Short exercise
Find the word "page" in the data. Return every line where it appears.

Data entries
——
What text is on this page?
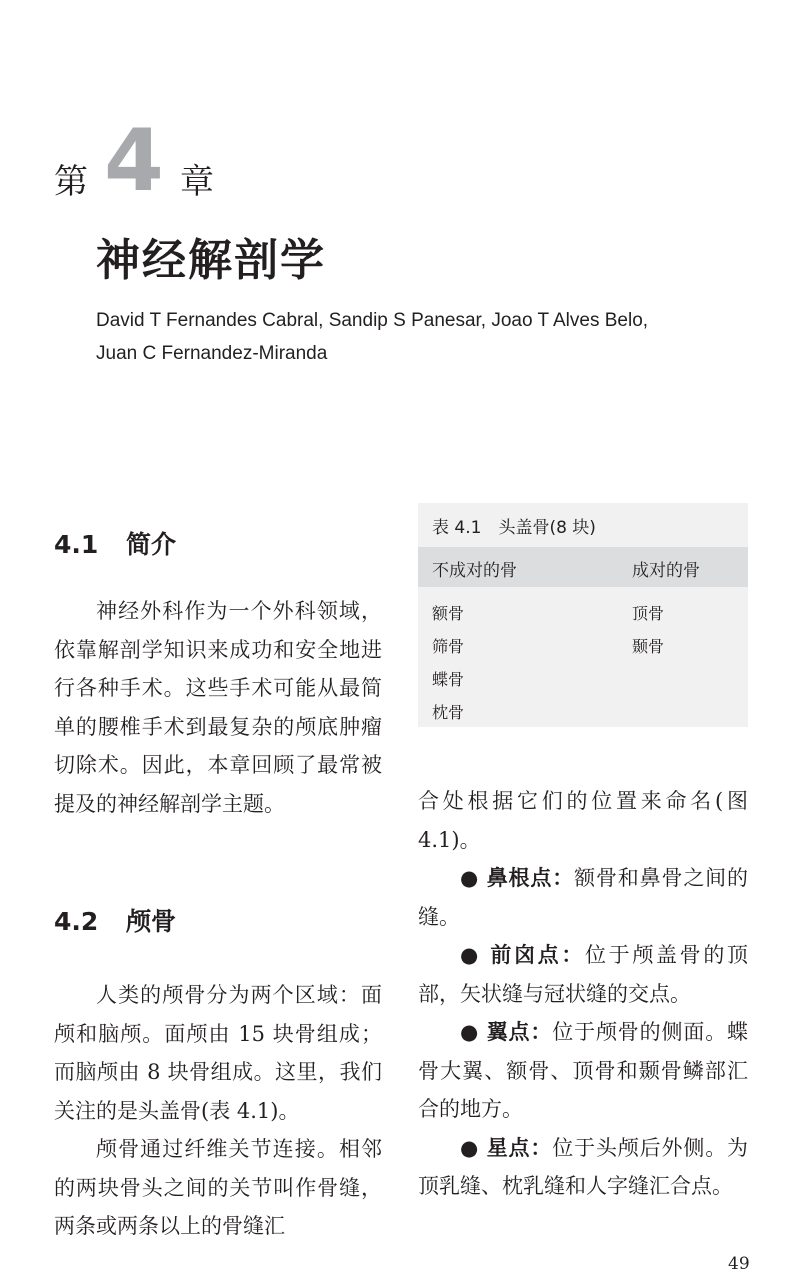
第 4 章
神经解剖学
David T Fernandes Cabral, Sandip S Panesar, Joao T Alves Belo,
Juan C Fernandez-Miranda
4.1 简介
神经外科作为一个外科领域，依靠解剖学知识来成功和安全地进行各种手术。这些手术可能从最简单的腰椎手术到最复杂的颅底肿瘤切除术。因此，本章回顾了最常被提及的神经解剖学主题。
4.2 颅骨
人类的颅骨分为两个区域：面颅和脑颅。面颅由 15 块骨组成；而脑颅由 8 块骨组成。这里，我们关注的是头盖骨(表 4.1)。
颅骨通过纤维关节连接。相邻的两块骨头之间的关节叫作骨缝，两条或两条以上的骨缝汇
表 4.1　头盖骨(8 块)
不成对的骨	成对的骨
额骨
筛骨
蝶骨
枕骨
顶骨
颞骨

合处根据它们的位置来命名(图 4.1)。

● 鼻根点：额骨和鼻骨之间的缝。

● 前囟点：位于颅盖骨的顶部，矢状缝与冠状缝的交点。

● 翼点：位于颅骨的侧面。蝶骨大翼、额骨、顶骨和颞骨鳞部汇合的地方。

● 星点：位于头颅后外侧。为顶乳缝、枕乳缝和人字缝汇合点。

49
——
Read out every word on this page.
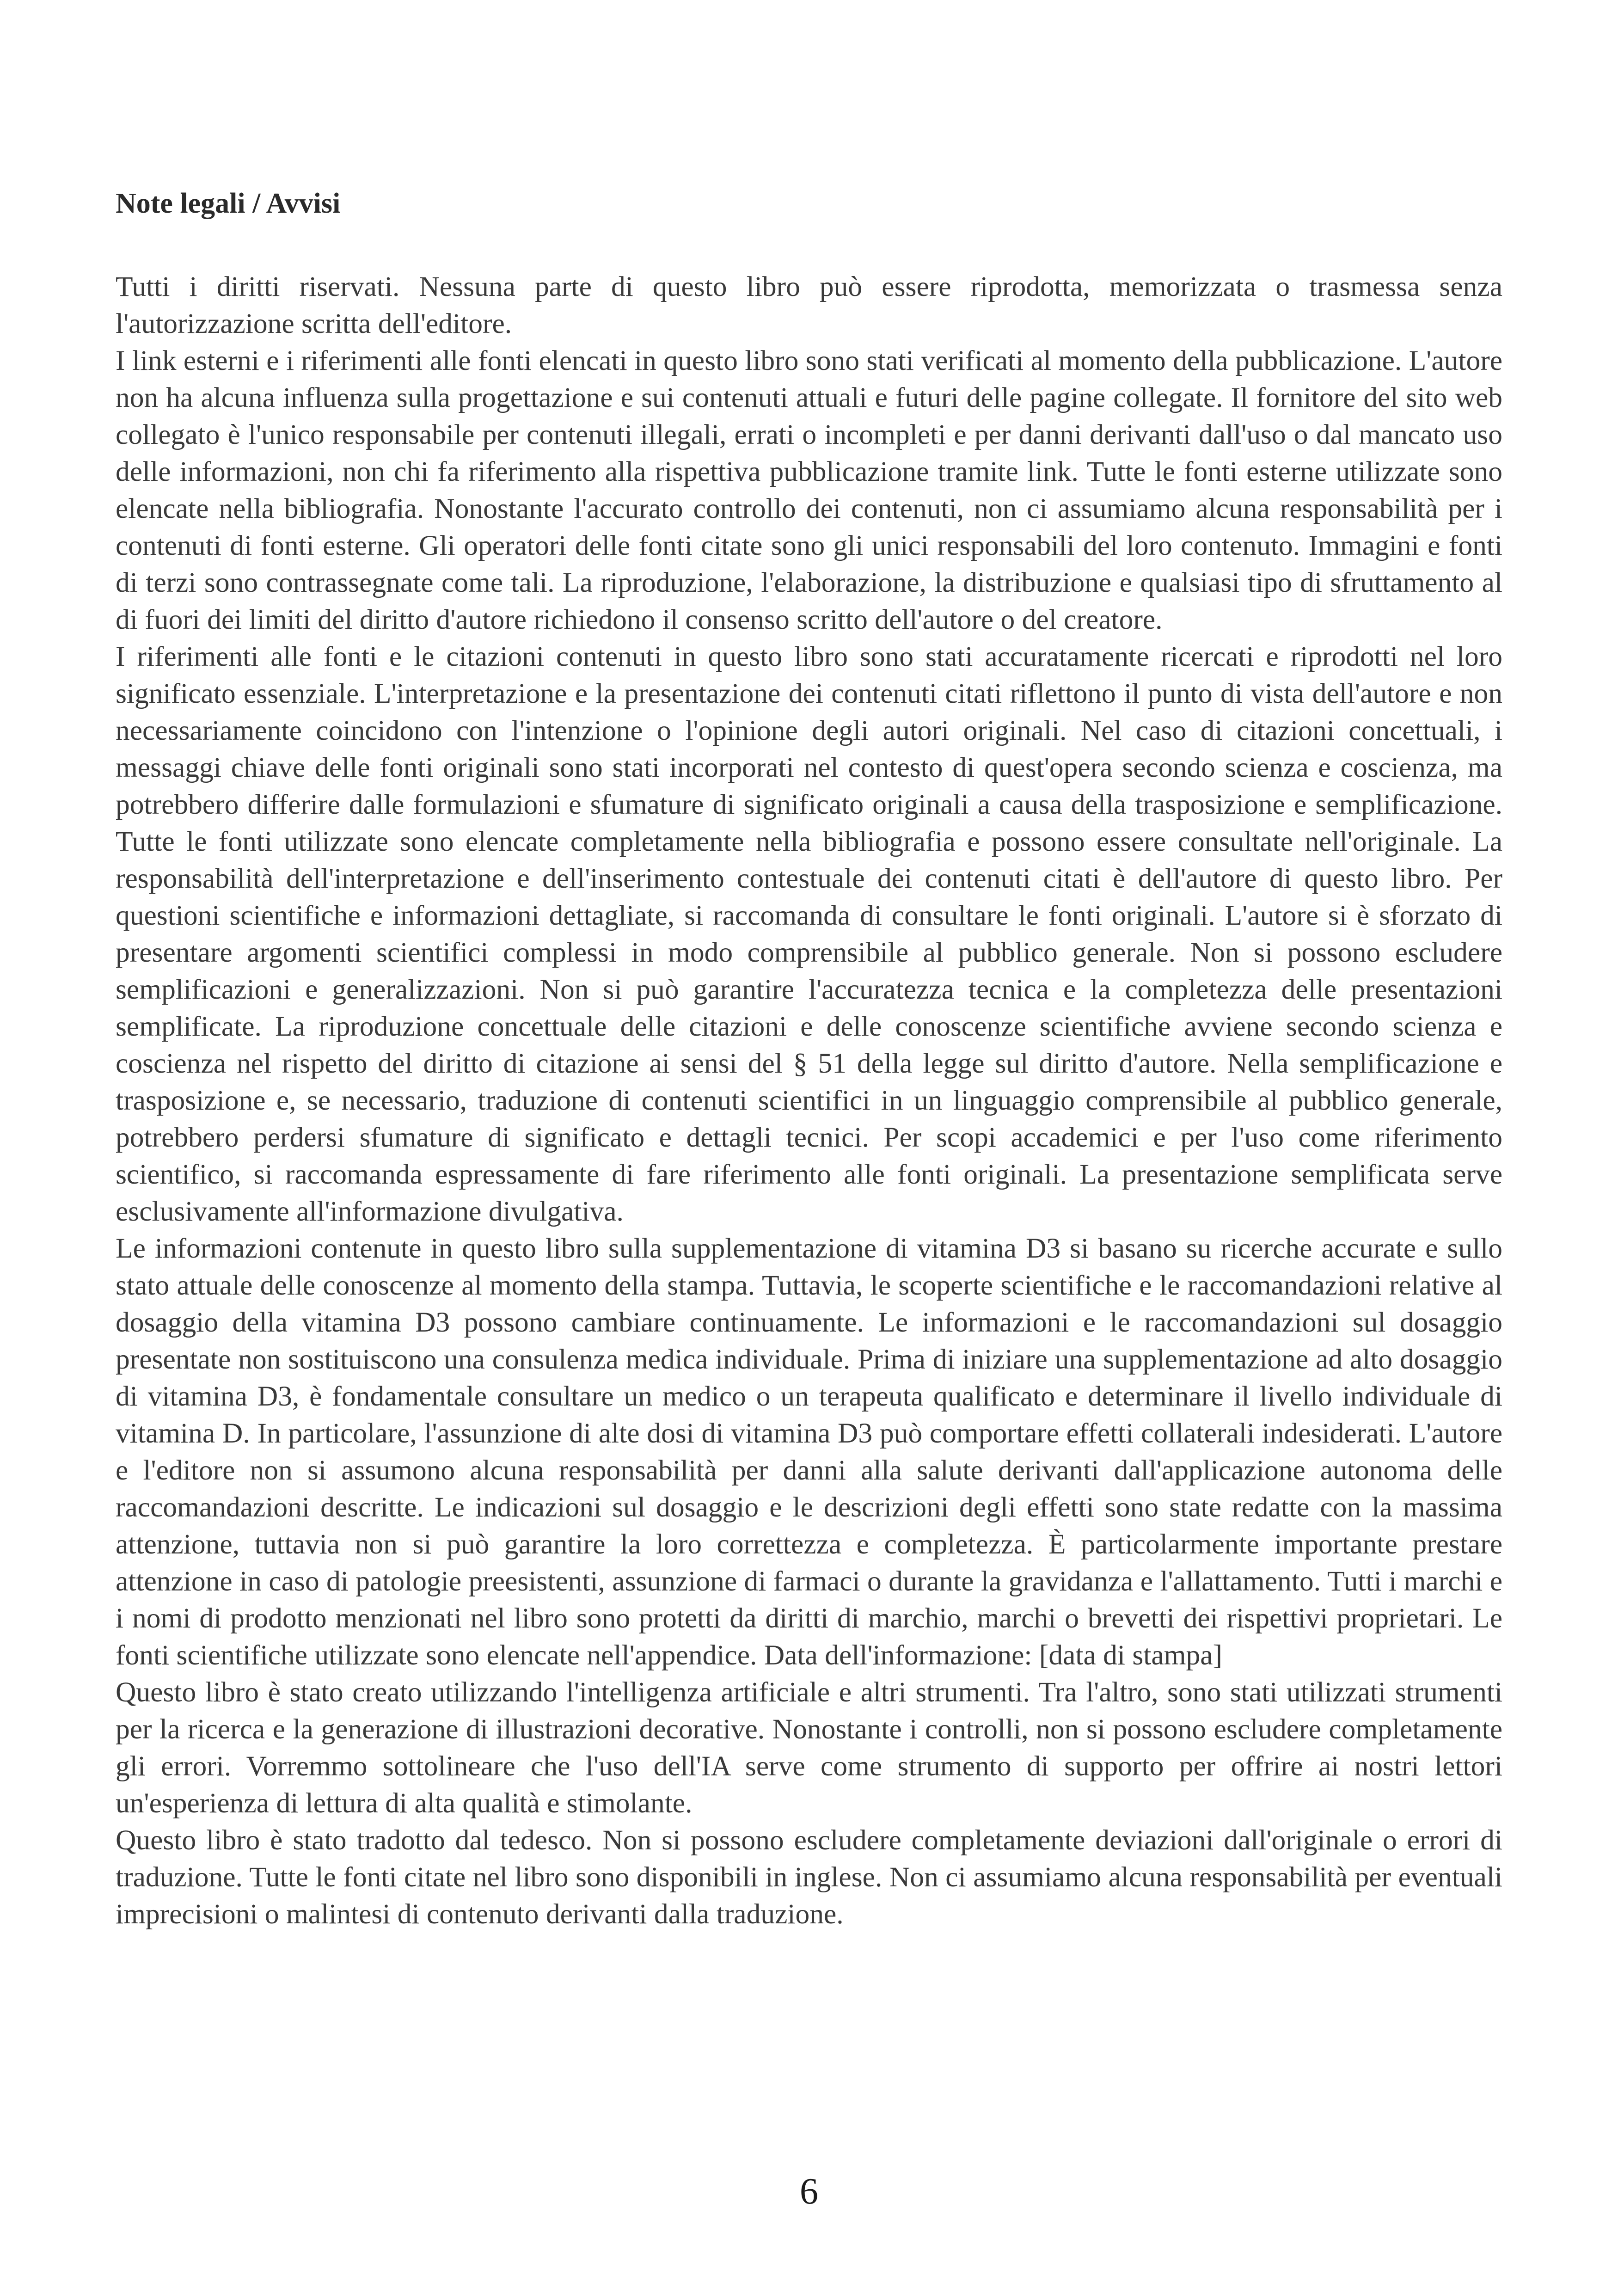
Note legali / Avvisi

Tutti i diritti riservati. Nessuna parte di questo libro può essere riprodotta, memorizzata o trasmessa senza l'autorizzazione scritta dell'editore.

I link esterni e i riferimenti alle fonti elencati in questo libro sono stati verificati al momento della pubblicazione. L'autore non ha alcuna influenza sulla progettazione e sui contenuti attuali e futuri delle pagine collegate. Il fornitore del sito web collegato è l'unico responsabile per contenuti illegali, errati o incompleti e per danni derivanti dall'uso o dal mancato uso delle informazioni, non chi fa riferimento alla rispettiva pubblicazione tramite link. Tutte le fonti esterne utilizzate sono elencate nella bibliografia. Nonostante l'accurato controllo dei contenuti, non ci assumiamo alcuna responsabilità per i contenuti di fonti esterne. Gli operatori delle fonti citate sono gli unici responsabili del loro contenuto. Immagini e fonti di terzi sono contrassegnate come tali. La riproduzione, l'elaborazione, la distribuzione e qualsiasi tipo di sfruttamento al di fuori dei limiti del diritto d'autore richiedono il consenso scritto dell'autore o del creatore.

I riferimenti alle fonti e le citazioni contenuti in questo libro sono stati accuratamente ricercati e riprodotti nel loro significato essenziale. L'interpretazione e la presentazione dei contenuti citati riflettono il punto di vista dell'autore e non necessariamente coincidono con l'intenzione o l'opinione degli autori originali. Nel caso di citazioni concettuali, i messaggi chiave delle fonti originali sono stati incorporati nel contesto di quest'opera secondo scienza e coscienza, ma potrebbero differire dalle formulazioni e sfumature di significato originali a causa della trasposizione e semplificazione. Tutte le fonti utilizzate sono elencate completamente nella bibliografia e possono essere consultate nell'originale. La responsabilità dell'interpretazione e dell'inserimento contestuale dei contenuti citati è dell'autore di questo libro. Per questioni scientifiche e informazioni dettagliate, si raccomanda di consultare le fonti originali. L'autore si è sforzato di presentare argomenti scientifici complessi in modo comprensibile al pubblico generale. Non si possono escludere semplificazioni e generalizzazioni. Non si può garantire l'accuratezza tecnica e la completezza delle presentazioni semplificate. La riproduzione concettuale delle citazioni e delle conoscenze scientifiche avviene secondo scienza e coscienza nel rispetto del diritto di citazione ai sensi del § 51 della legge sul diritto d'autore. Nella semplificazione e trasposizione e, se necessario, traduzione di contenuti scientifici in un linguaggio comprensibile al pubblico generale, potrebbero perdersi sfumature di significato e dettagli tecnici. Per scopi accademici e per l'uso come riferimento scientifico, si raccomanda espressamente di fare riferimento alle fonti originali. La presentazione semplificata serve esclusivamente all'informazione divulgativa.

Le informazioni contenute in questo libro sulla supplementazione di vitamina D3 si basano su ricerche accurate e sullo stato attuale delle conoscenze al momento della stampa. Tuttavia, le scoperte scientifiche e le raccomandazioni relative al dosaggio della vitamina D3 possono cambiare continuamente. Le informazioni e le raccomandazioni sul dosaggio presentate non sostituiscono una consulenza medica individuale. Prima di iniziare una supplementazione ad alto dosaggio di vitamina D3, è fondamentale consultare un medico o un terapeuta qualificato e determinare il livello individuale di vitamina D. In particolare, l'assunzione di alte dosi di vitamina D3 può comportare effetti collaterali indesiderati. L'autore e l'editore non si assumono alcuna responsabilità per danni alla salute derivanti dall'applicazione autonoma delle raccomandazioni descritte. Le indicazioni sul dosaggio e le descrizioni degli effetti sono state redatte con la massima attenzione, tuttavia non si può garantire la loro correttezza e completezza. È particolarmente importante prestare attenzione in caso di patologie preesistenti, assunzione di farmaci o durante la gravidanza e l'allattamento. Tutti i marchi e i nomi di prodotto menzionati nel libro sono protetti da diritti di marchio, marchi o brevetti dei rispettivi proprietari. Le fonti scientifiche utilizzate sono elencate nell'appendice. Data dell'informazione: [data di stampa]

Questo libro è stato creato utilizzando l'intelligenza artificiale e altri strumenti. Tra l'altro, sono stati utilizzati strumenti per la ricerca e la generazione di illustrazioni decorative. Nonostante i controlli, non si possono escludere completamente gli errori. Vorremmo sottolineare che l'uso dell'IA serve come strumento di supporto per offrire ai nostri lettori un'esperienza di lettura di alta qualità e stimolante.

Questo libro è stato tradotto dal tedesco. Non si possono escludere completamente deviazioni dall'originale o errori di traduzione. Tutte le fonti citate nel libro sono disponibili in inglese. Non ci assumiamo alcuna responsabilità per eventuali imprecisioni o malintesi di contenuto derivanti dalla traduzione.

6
——
Answer to the problem
What text is on this page?
Read out every word on this page.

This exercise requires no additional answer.